**Exercise goal:**
Each line containing the word "data" must be reported.

**Recorded information:**
↓↓↓

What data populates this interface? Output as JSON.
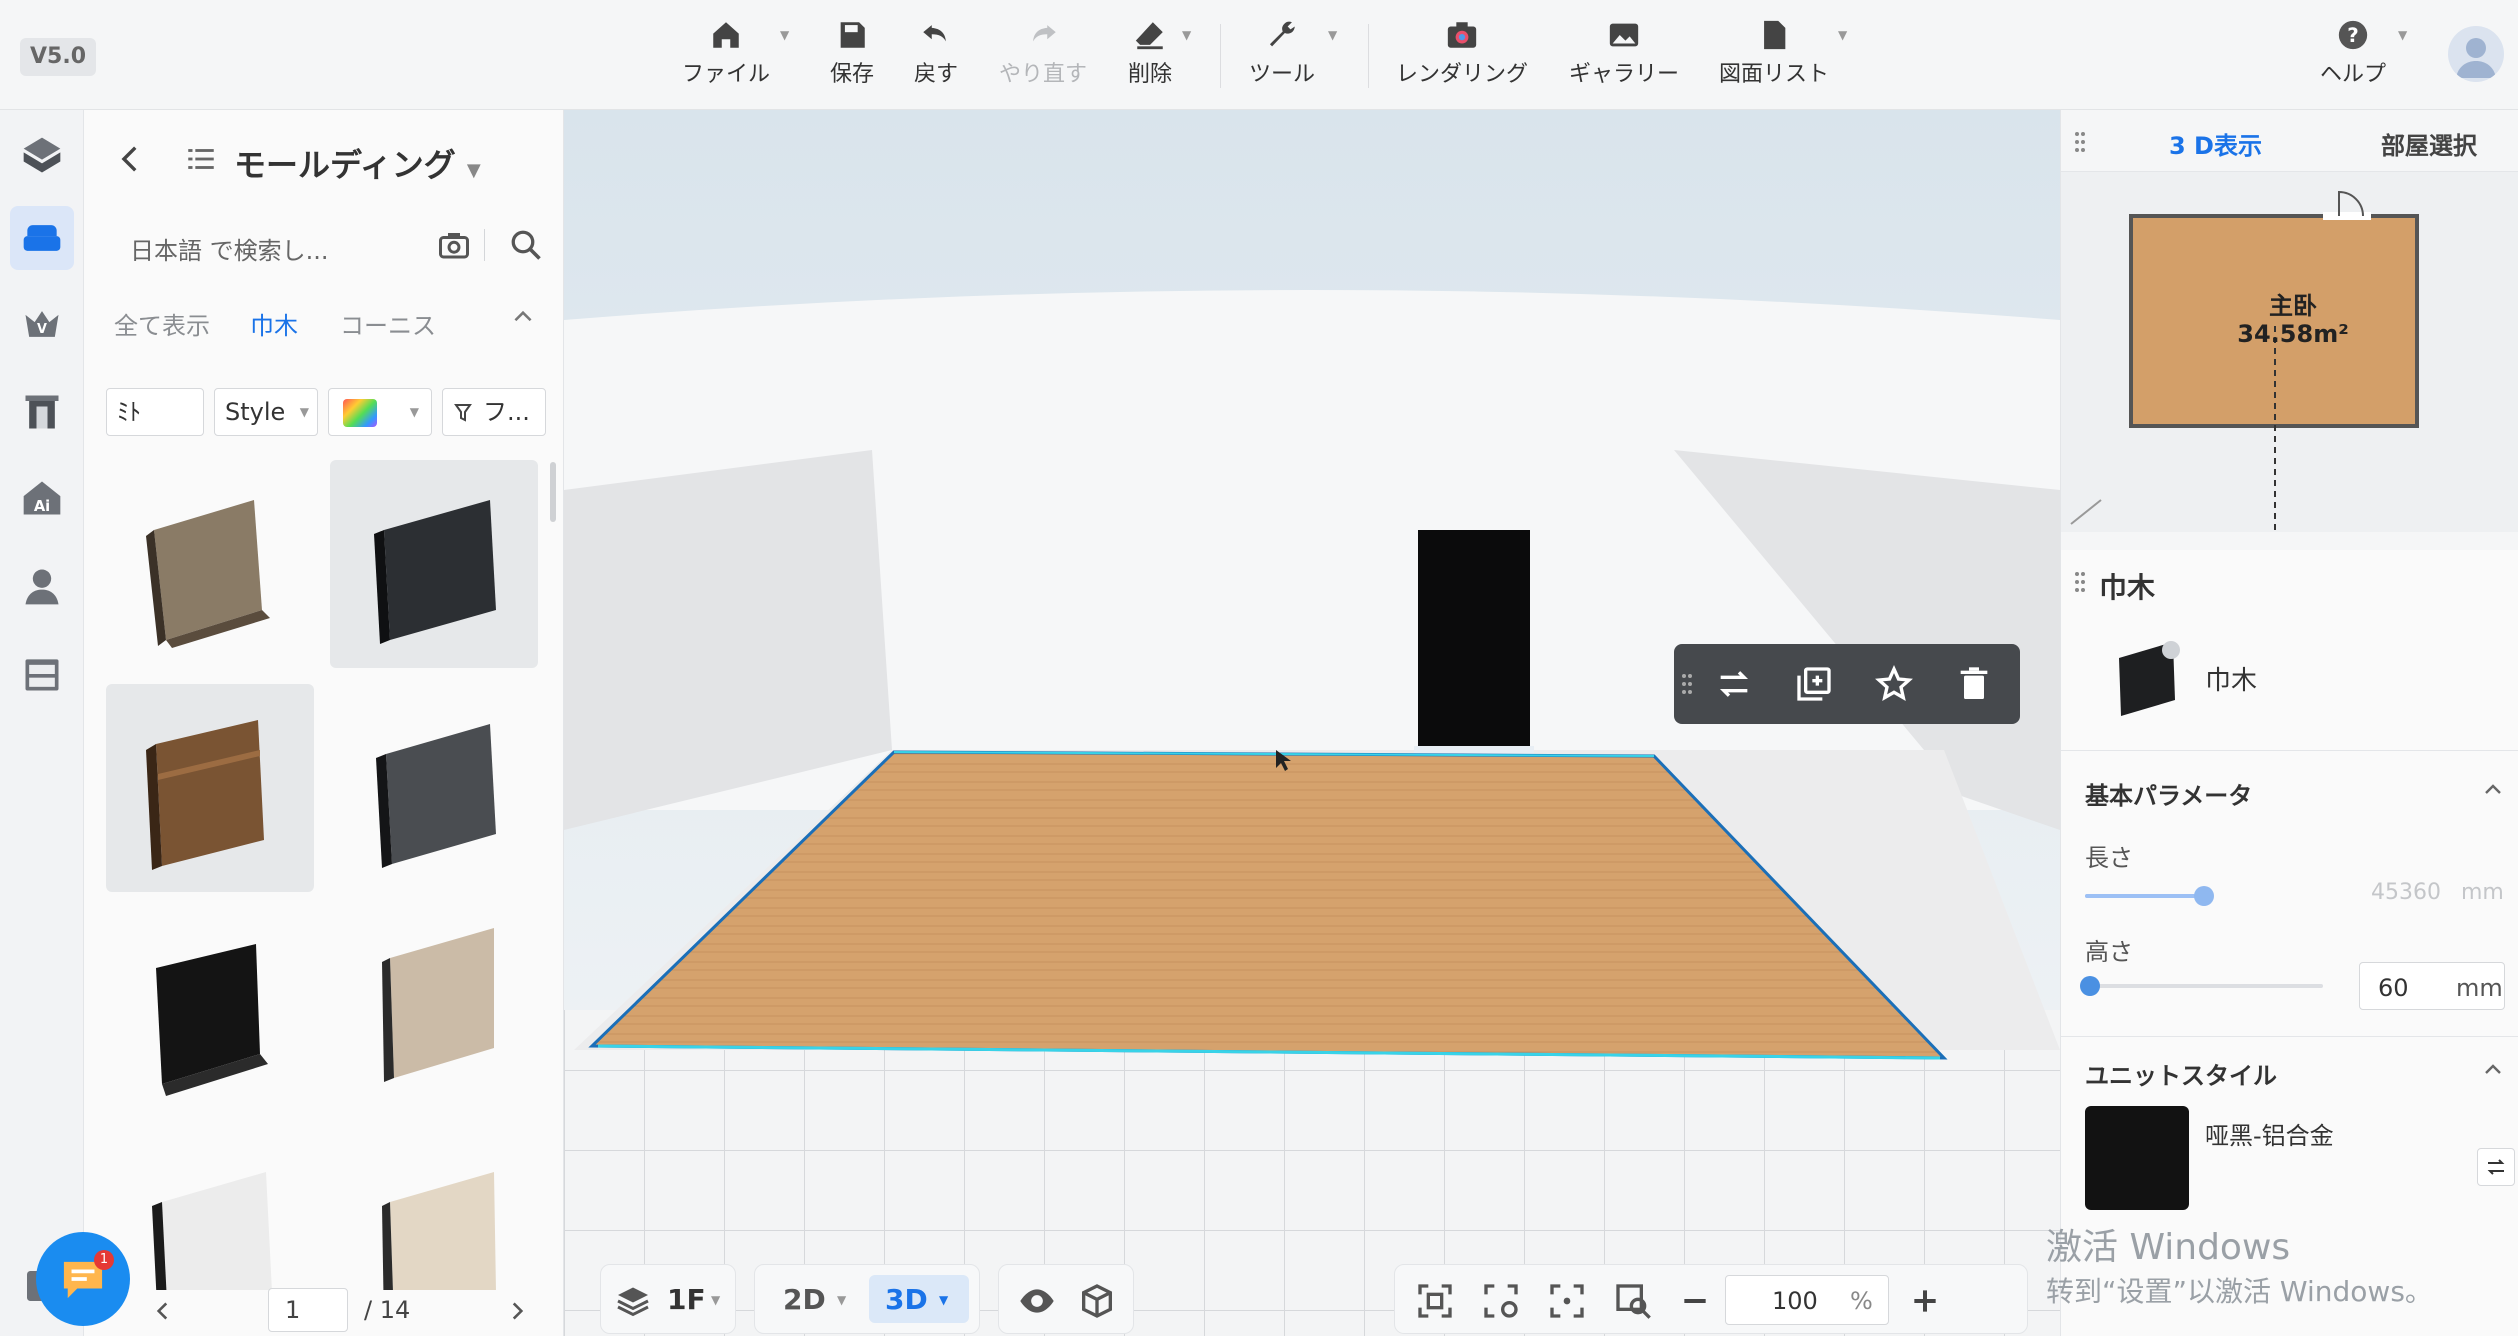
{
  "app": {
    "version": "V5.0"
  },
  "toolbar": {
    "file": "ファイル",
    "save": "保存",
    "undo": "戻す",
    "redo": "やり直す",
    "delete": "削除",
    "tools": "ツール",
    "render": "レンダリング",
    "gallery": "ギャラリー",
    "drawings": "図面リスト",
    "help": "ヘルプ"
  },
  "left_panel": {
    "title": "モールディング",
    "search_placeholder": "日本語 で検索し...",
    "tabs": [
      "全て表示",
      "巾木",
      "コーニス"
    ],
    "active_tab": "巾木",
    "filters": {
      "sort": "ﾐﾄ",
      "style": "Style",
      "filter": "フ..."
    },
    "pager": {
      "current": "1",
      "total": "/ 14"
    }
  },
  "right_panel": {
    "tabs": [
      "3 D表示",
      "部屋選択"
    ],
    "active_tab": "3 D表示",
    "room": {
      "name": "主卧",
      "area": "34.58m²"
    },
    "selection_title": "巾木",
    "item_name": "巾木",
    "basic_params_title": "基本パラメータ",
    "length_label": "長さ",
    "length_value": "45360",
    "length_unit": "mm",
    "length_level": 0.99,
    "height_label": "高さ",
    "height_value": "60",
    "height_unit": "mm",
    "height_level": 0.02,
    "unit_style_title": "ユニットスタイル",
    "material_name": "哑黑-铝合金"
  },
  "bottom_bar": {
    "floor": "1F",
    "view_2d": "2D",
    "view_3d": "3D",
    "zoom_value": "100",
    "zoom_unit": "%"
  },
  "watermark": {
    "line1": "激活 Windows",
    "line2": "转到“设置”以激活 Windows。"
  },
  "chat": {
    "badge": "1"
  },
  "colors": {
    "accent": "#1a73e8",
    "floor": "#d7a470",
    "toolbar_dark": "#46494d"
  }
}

↑↑↑
↓↓↓

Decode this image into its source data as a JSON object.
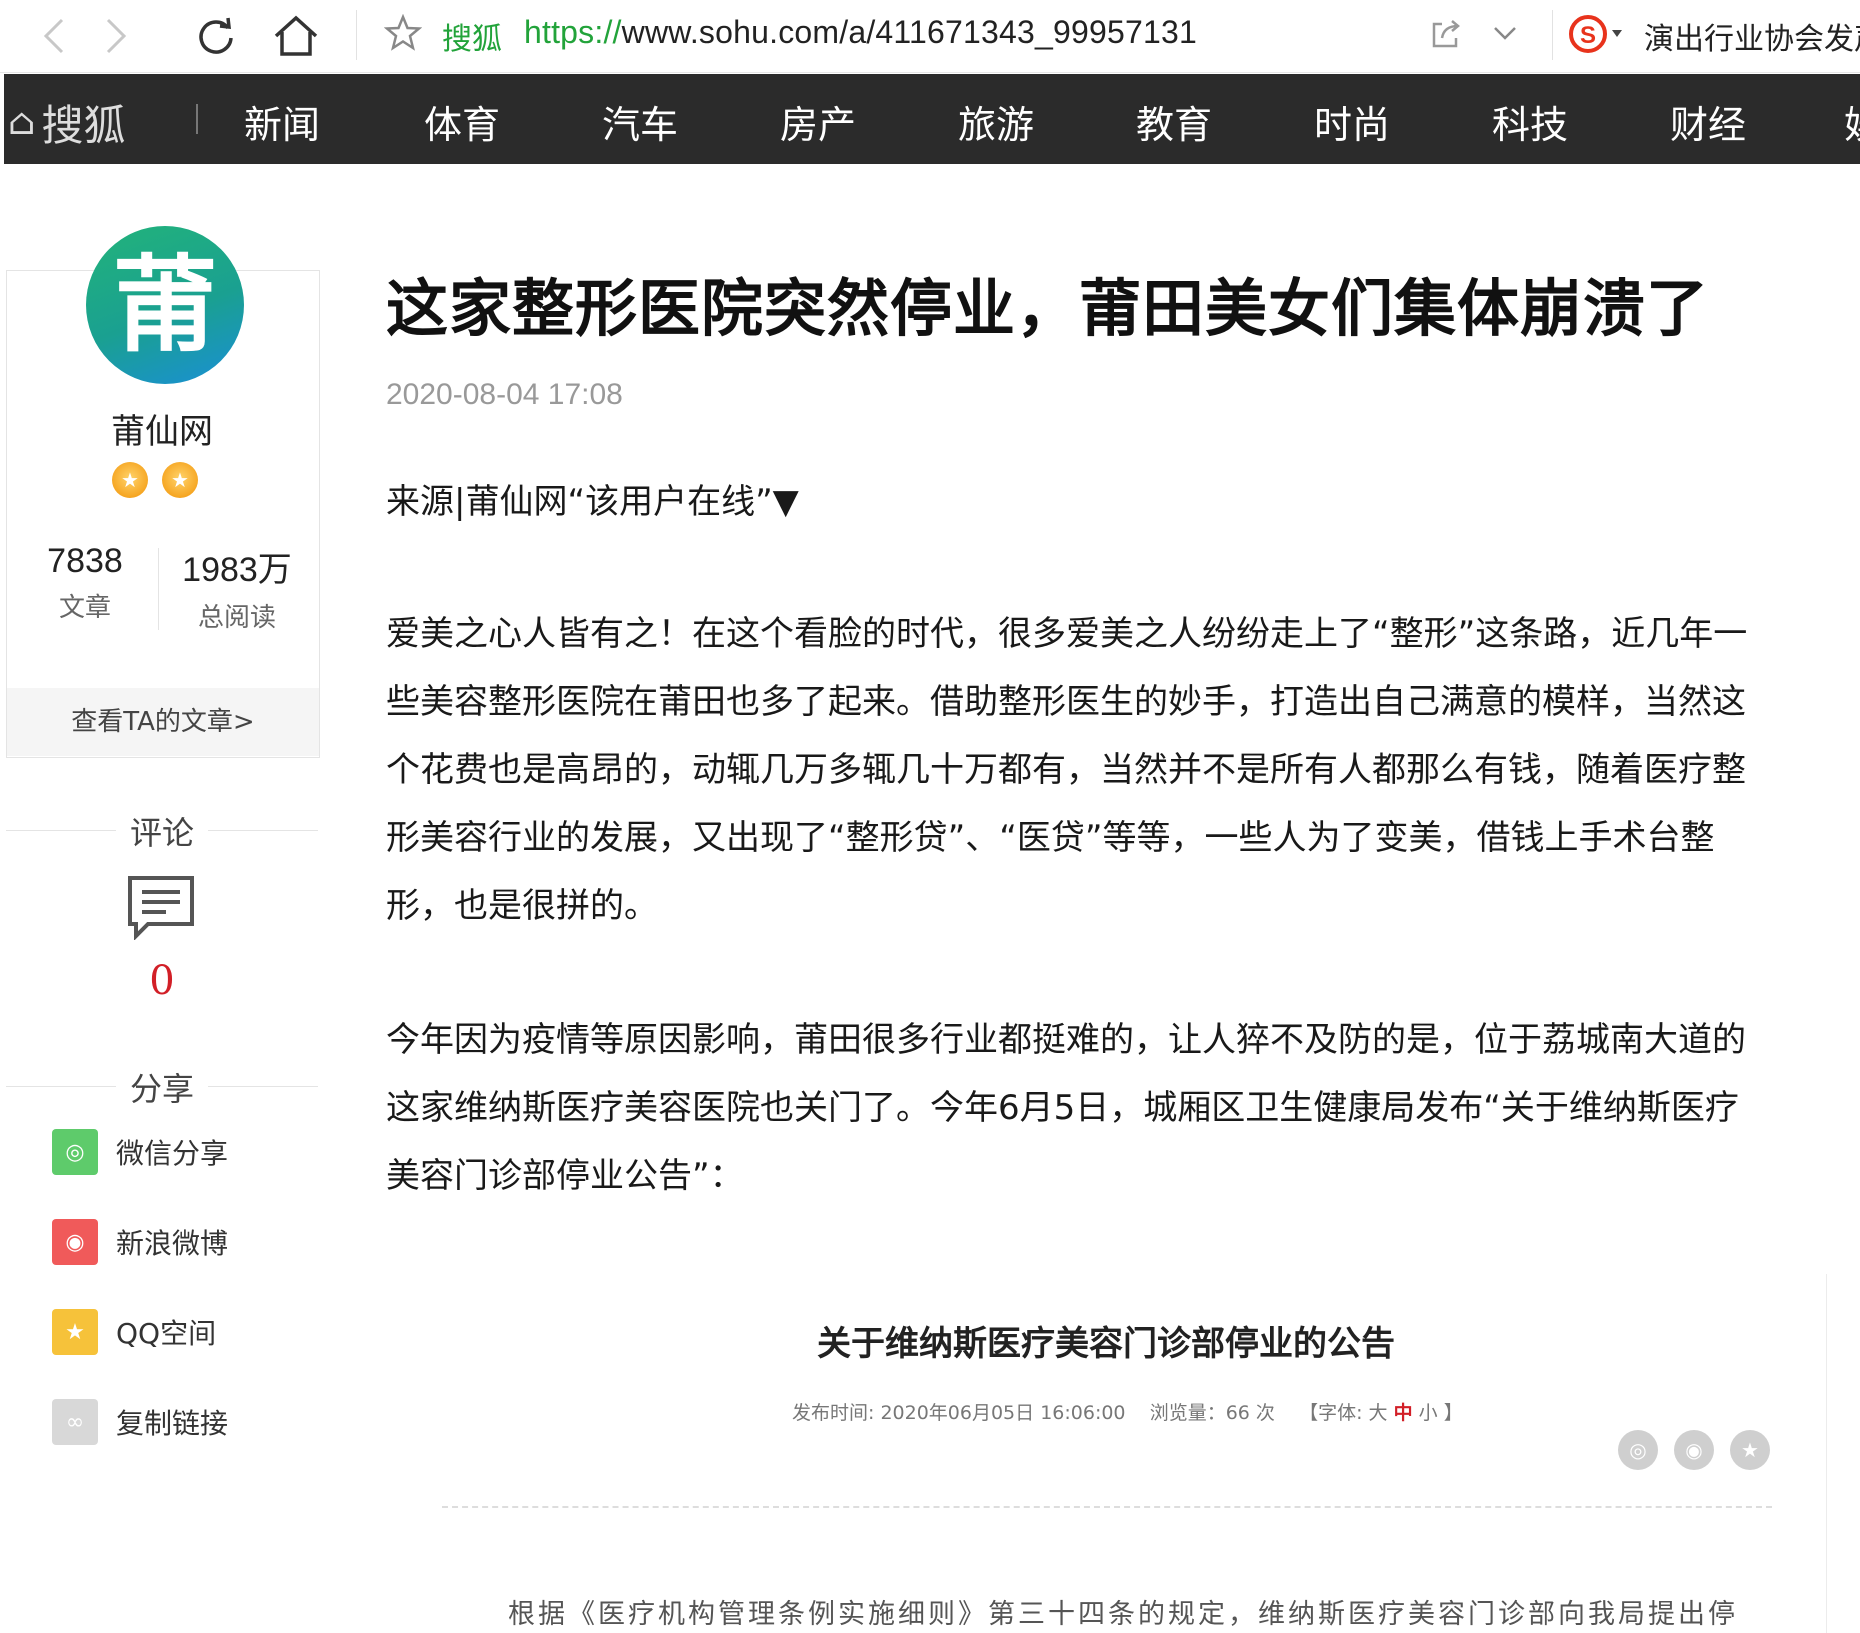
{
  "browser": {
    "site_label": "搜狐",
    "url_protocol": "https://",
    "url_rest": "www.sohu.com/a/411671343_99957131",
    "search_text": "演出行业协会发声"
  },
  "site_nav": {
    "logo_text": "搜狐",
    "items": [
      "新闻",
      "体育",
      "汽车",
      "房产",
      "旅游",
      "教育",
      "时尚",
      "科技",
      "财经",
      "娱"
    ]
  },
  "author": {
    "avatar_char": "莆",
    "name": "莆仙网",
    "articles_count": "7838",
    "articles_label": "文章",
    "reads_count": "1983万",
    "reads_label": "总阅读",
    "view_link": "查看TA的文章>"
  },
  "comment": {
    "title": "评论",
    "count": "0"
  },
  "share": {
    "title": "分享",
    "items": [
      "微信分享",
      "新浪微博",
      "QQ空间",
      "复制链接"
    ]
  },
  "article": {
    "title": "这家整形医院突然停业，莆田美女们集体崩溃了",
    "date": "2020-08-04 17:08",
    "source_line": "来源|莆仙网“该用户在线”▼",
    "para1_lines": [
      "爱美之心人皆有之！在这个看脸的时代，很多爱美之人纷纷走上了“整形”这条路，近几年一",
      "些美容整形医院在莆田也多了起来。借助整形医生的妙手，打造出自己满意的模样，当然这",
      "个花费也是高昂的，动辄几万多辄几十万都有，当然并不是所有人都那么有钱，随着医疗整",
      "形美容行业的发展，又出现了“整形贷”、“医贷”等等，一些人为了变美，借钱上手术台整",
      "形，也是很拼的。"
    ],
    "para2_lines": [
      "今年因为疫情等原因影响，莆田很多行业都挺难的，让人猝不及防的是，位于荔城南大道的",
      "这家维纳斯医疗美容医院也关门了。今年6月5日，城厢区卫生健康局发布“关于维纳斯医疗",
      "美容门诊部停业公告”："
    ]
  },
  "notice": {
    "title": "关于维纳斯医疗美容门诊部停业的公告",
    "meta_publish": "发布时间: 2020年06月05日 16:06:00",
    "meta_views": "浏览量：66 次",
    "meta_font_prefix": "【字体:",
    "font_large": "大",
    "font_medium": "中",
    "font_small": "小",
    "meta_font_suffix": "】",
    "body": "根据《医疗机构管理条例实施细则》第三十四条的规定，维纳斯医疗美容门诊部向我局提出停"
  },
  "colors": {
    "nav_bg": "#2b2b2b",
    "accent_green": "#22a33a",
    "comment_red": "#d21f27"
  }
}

↑↑↑

**Reply:**
What data populates this interface? Output as JSON.
Decode this image into its source data as a JSON object.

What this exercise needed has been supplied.